What to produce -> All of the entries must be reproduced exactly, with no images carried over.

Data for this exercise ->
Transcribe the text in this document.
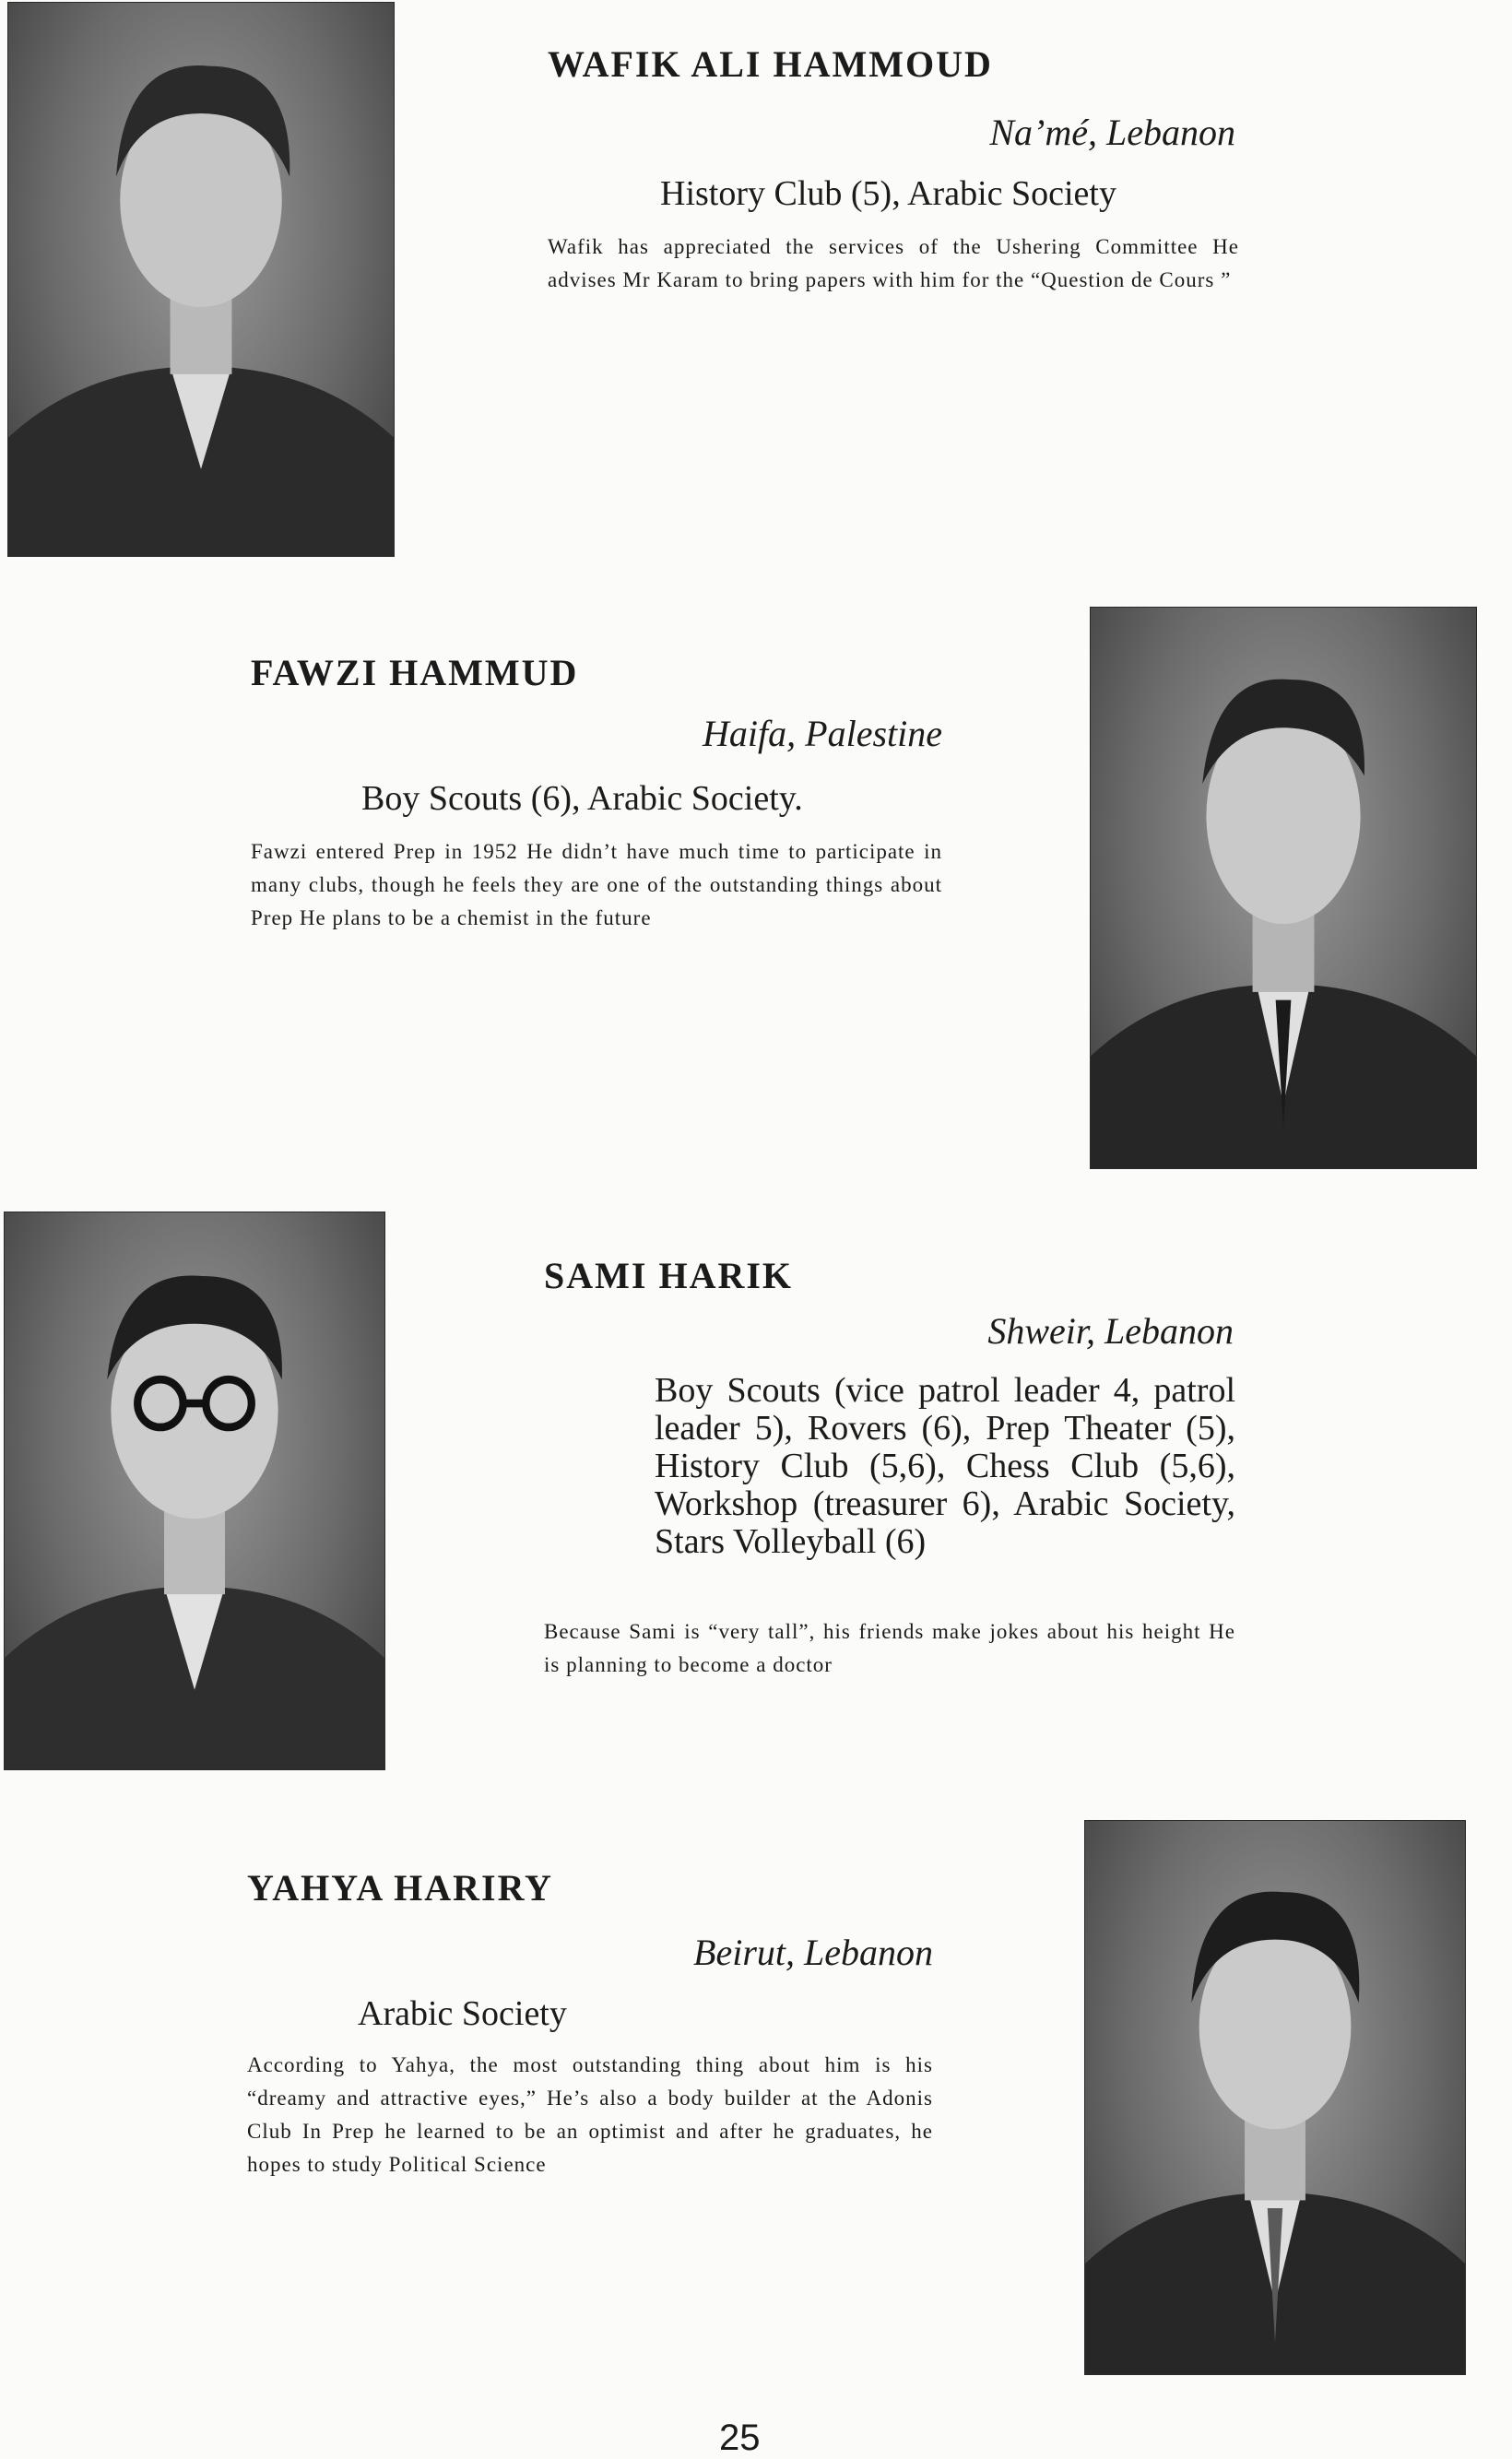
WAFIK ALI HAMMOUD
Na’mé, Lebanon
History Club (5), Arabic Society
Wafik has appreciated the services of the Ushering Committee He advises Mr Karam to bring papers with him for the “Question de Cours ”
FAWZI HAMMUD
Haifa, Palestine
Boy Scouts (6), Arabic Society.
Fawzi entered Prep in 1952 He didn’t have much time to participate in many clubs, though he feels they are one of the outstanding things about Prep He plans to be a chemist in the future
SAMI HARIK
Shweir, Lebanon
Boy Scouts (vice patrol leader 4, patrol leader 5), Rovers (6), Prep Theater (5), History Club (5,6), Chess Club (5,6), Workshop (treasurer 6), Arabic Society, Stars Volleyball (6)
Because Sami is “very tall”, his friends make jokes about his height He is planning to become a doctor
YAHYA HARIRY
Beirut, Lebanon
Arabic Society
According to Yahya, the most outstanding thing about him is his “dreamy and attractive eyes,” He’s also a body builder at the Adonis Club In Prep he learned to be an optimist and after he graduates, he hopes to study Political Science
25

Result of this task ->
Transcribe the text in this document.
WAFIK ALI HAMMOUD
Na’mé, Lebanon
History Club (5), Arabic Society
Wafik has appreciated the services of the Ushering Committee He advises Mr Karam to bring papers with him for the “Question de Cours ”
FAWZI HAMMUD
Haifa, Palestine
Boy Scouts (6), Arabic Society.
Fawzi entered Prep in 1952 He didn’t have much time to participate in many clubs, though he feels they are one of the outstanding things about Prep He plans to be a chemist in the future
SAMI HARIK
Shweir, Lebanon
Boy Scouts (vice patrol leader 4, patrol leader 5), Rovers (6), Prep Theater (5), History Club (5,6), Chess Club (5,6), Workshop (treasurer 6), Arabic Society, Stars Volleyball (6)
Because Sami is “very tall”, his friends make jokes about his height He is planning to become a doctor
YAHYA HARIRY
Beirut, Lebanon
Arabic Society
According to Yahya, the most outstanding thing about him is his “dreamy and attractive eyes,” He’s also a body builder at the Adonis Club In Prep he learned to be an optimist and after he graduates, he hopes to study Political Science
25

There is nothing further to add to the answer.